_Problem description_
Write the listing below out again exactly, dropping the images.

═══

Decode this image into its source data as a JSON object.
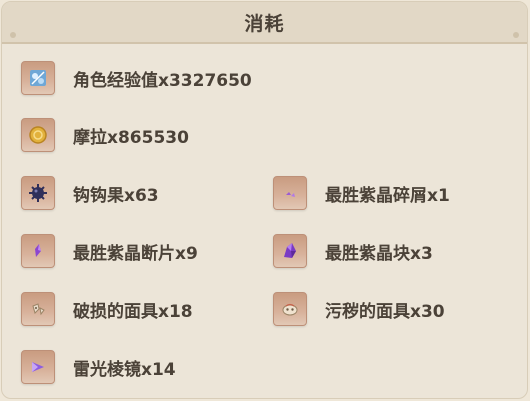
{
  "panel": {
    "title": "消耗"
  },
  "items": [
    {
      "label": "角色经验值x3327650",
      "icon": "character-exp-icon"
    },
    {
      "label": "摩拉x865530",
      "icon": "mora-coin-icon"
    },
    {
      "label": "钩钩果x63",
      "icon": "hook-fruit-icon"
    },
    {
      "label": "最胜紫晶碎屑x1",
      "icon": "amethyst-sliver-icon"
    },
    {
      "label": "最胜紫晶断片x9",
      "icon": "amethyst-fragment-icon"
    },
    {
      "label": "最胜紫晶块x3",
      "icon": "amethyst-chunk-icon"
    },
    {
      "label": "破损的面具x18",
      "icon": "damaged-mask-icon"
    },
    {
      "label": "污秽的面具x30",
      "icon": "stained-mask-icon"
    },
    {
      "label": "雷光棱镜x14",
      "icon": "lightning-prism-icon"
    }
  ]
}
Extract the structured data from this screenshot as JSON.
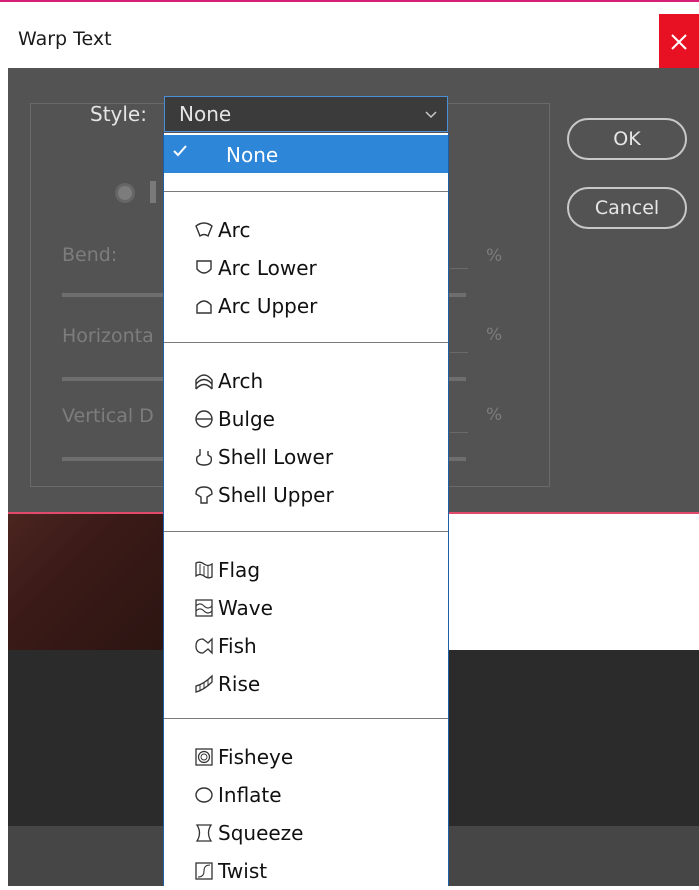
{
  "window": {
    "title": "Warp Text"
  },
  "form": {
    "style_label": "Style:",
    "style_value": "None",
    "bend_label": "Bend:",
    "horizontal_label": "Horizonta",
    "vertical_label": "Vertical D",
    "percent": "%"
  },
  "buttons": {
    "ok": "OK",
    "cancel": "Cancel"
  },
  "dropdown": {
    "selected": "None",
    "items": [
      {
        "label": "None",
        "icon": "check-icon"
      },
      {
        "label": "Arc",
        "icon": "arc-icon"
      },
      {
        "label": "Arc Lower",
        "icon": "arc-lower-icon"
      },
      {
        "label": "Arc Upper",
        "icon": "arc-upper-icon"
      },
      {
        "label": "Arch",
        "icon": "arch-icon"
      },
      {
        "label": "Bulge",
        "icon": "bulge-icon"
      },
      {
        "label": "Shell Lower",
        "icon": "shell-lower-icon"
      },
      {
        "label": "Shell Upper",
        "icon": "shell-upper-icon"
      },
      {
        "label": "Flag",
        "icon": "flag-icon"
      },
      {
        "label": "Wave",
        "icon": "wave-icon"
      },
      {
        "label": "Fish",
        "icon": "fish-icon"
      },
      {
        "label": "Rise",
        "icon": "rise-icon"
      },
      {
        "label": "Fisheye",
        "icon": "fisheye-icon"
      },
      {
        "label": "Inflate",
        "icon": "inflate-icon"
      },
      {
        "label": "Squeeze",
        "icon": "squeeze-icon"
      },
      {
        "label": "Twist",
        "icon": "twist-icon"
      }
    ]
  },
  "colors": {
    "dialog_bg": "#535353",
    "close_red": "#e81123",
    "selection_blue": "#2e86d9",
    "accent_pink": "#d61f76"
  }
}
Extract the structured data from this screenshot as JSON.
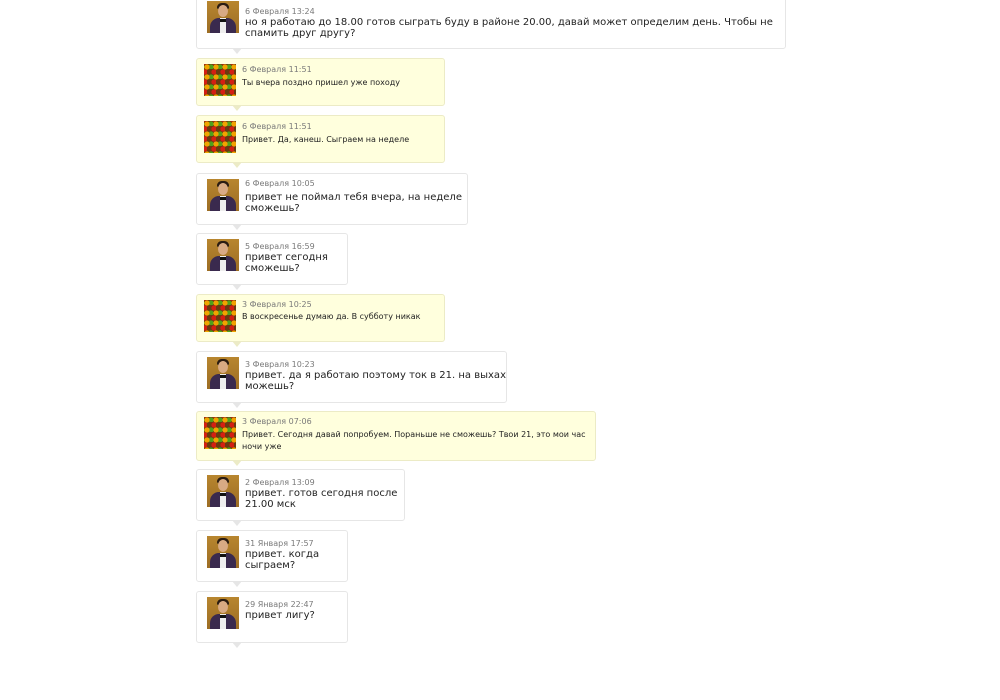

═══

_Exercise response_
Decode this image into its source data as a JSON object.
{
  "panel": {
    "title": "消耗"
  },
  "items": [
    {
      "label": "角色经验值x3327650",
      "icon": "character-exp-icon"
    },
    {
      "label": "摩拉x865530",
      "icon": "mora-coin-icon"
    },
    {
      "label": "钩钩果x63",
      "icon": "hook-fruit-icon"
    },
    {
      "label": "最胜紫晶碎屑x1",
      "icon": "amethyst-sliver-icon"
    },
    {
      "label": "最胜紫晶断片x9",
      "icon": "amethyst-fragment-icon"
    },
    {
      "label": "最胜紫晶块x3",
      "icon": "amethyst-chunk-icon"
    },
    {
      "label": "破损的面具x18",
      "icon": "damaged-mask-icon"
    },
    {
      "label": "污秽的面具x30",
      "icon": "stained-mask-icon"
    },
    {
      "label": "雷光棱镜x14",
      "icon": "lightning-prism-icon"
    }
  ]
}
Extract the structured data from this screenshot as JSON.
{
  "window": {
    "title": "Warp Text"
  },
  "form": {
    "style_label": "Style:",
    "style_value": "None",
    "bend_label": "Bend:",
    "horizontal_label": "Horizonta",
    "vertical_label": "Vertical D",
    "percent": "%"
  },
  "buttons": {
    "ok": "OK",
    "cancel": "Cancel"
  },
  "dropdown": {
    "selected": "None",
    "items": [
      {
        "label": "None",
        "icon": "check-icon"
      },
      {
        "label": "Arc",
        "icon": "arc-icon"
      },
      {
        "label": "Arc Lower",
        "icon": "arc-lower-icon"
      },
      {
        "label": "Arc Upper",
        "icon": "arc-upper-icon"
      },
      {
        "label": "Arch",
        "icon": "arch-icon"
      },
      {
        "label": "Bulge",
        "icon": "bulge-icon"
      },
      {
        "label": "Shell Lower",
        "icon": "shell-lower-icon"
      },
      {
        "label": "Shell Upper",
        "icon": "shell-upper-icon"
      },
      {
        "label": "Flag",
        "icon": "flag-icon"
      },
      {
        "label": "Wave",
        "icon": "wave-icon"
      },
      {
        "label": "Fish",
        "icon": "fish-icon"
      },
      {
        "label": "Rise",
        "icon": "rise-icon"
      },
      {
        "label": "Fisheye",
        "icon": "fisheye-icon"
      },
      {
        "label": "Inflate",
        "icon": "inflate-icon"
      },
      {
        "label": "Squeeze",
        "icon": "squeeze-icon"
      },
      {
        "label": "Twist",
        "icon": "twist-icon"
      }
    ]
  },
  "colors": {
    "dialog_bg": "#535353",
    "close_red": "#e81123",
    "selection_blue": "#2e86d9",
    "accent_pink": "#d61f76"
  }
}
Extract the structured data from this screenshot as JSON.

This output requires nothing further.